**Work instructions:** Where a line of the listing below includes the word "Webservice", reproduce that line.

**Records:**
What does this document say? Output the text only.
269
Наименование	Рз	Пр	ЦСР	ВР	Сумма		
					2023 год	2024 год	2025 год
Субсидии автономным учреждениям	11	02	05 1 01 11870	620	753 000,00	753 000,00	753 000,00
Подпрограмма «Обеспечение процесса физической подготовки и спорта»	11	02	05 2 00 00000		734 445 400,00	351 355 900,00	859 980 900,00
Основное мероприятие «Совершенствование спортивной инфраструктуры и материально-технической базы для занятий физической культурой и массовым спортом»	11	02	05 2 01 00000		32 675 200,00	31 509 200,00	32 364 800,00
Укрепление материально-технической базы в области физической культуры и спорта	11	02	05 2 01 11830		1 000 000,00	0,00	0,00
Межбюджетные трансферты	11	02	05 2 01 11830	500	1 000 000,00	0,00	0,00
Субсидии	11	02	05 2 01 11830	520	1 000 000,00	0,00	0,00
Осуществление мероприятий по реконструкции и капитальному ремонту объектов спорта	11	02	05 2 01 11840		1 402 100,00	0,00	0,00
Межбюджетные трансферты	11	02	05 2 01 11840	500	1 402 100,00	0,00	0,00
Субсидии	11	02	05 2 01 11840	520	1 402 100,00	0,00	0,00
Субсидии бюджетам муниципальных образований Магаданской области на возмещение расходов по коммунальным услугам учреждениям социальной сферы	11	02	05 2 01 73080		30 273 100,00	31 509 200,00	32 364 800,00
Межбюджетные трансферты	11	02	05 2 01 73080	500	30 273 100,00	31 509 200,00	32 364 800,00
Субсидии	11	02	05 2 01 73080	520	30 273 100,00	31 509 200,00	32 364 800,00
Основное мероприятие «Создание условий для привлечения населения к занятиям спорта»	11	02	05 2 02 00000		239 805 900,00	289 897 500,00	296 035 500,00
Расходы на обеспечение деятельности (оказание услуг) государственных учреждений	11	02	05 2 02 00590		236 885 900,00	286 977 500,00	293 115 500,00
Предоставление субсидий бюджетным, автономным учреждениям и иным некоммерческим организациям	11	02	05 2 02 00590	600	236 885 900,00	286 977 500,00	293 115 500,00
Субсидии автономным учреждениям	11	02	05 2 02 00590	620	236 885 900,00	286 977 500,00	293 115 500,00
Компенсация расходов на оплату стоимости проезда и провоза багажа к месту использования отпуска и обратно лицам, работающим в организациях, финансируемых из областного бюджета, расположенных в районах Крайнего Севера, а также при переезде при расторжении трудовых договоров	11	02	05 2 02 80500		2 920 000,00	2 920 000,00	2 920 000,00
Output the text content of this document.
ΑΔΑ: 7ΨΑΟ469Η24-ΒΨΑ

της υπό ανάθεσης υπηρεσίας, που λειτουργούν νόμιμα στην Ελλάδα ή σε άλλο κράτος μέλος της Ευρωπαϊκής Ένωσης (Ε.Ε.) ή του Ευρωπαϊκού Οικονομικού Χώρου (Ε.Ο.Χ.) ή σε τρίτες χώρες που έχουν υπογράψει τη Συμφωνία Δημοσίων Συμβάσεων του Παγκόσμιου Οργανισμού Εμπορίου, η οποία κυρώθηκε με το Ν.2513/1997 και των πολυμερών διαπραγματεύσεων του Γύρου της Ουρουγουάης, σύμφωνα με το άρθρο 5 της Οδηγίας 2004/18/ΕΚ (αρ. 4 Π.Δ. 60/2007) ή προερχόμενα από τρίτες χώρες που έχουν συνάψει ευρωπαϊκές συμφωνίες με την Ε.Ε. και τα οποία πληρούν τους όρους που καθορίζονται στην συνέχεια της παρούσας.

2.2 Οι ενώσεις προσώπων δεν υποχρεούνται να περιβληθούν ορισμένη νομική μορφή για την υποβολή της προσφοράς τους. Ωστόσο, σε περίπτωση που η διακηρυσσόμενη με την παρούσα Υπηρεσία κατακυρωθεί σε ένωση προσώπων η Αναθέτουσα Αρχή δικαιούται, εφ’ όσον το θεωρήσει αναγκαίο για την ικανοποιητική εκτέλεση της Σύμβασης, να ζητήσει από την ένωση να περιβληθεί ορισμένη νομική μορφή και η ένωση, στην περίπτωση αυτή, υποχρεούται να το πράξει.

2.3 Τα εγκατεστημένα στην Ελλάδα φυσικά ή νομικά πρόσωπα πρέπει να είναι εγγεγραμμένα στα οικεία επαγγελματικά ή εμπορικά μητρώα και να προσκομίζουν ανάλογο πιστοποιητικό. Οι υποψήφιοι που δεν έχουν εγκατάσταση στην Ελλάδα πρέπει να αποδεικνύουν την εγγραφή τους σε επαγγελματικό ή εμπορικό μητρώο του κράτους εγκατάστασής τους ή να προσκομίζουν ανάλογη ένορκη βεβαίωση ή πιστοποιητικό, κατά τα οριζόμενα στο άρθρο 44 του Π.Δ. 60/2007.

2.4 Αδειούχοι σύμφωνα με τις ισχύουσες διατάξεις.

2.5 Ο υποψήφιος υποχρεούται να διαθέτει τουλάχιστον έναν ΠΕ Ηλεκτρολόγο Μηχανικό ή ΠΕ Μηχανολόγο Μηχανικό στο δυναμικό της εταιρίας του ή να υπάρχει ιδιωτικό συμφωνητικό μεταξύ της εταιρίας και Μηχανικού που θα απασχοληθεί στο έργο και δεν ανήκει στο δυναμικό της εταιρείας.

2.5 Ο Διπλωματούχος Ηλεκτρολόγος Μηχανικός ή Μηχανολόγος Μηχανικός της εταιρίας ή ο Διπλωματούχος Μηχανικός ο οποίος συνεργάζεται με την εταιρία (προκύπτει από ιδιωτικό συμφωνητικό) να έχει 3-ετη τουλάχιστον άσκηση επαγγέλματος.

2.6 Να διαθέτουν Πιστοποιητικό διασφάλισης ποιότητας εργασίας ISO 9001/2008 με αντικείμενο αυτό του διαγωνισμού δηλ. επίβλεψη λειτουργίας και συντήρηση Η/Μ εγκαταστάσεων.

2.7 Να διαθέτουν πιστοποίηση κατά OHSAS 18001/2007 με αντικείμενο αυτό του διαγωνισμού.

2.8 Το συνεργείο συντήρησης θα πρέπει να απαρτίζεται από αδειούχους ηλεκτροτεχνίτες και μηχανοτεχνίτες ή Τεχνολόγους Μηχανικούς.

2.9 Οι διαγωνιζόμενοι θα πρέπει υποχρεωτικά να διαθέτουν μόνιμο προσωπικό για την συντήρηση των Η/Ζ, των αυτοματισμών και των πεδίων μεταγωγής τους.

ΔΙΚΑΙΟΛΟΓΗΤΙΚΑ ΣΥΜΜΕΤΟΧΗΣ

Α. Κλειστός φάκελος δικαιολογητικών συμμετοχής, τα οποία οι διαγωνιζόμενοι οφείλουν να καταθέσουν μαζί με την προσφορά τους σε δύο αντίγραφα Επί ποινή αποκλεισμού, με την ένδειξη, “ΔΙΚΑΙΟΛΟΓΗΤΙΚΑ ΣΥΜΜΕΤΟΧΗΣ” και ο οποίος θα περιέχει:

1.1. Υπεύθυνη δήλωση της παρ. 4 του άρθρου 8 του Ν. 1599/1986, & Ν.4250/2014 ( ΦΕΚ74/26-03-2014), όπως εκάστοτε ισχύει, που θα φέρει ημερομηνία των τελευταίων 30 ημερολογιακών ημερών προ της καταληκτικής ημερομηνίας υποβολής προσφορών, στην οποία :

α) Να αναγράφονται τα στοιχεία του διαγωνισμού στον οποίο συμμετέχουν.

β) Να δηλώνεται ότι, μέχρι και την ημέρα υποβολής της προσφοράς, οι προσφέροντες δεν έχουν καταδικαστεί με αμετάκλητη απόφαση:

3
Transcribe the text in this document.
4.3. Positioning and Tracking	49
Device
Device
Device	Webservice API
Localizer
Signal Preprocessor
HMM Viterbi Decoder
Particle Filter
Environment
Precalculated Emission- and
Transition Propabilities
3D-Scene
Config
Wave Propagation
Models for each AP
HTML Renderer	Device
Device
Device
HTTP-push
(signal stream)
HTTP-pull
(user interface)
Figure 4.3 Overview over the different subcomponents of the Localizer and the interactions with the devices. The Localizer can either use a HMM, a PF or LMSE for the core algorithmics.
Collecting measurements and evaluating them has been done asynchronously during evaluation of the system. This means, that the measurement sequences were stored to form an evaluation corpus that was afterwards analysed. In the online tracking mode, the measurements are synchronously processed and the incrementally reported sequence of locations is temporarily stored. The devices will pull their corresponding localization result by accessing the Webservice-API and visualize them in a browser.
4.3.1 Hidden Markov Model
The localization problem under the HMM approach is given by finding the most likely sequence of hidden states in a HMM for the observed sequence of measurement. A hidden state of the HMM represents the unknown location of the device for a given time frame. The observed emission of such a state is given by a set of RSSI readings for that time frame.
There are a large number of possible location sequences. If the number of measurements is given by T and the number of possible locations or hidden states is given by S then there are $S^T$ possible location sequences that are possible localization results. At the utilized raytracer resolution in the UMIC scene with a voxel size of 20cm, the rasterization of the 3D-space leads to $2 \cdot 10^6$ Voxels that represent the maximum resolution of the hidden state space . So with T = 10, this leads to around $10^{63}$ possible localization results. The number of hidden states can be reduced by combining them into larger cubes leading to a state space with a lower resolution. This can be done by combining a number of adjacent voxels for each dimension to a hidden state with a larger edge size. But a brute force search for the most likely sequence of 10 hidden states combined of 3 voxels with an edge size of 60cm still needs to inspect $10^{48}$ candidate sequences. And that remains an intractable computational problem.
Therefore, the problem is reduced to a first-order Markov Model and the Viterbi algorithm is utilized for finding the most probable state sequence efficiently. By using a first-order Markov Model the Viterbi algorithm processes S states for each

**Task answer:**
Device	Webservice API
Collecting measurements and evaluating them has been done asynchronously during evaluation of the system. This means, that the measurement sequences were stored to form an evaluation corpus that was afterwards analysed. In the online tracking mode, the measurements are synchronously processed and the incrementally reported sequence of locations is temporarily stored. The devices will pull their corresponding localization result by accessing the Webservice-API and visualize them in a browser.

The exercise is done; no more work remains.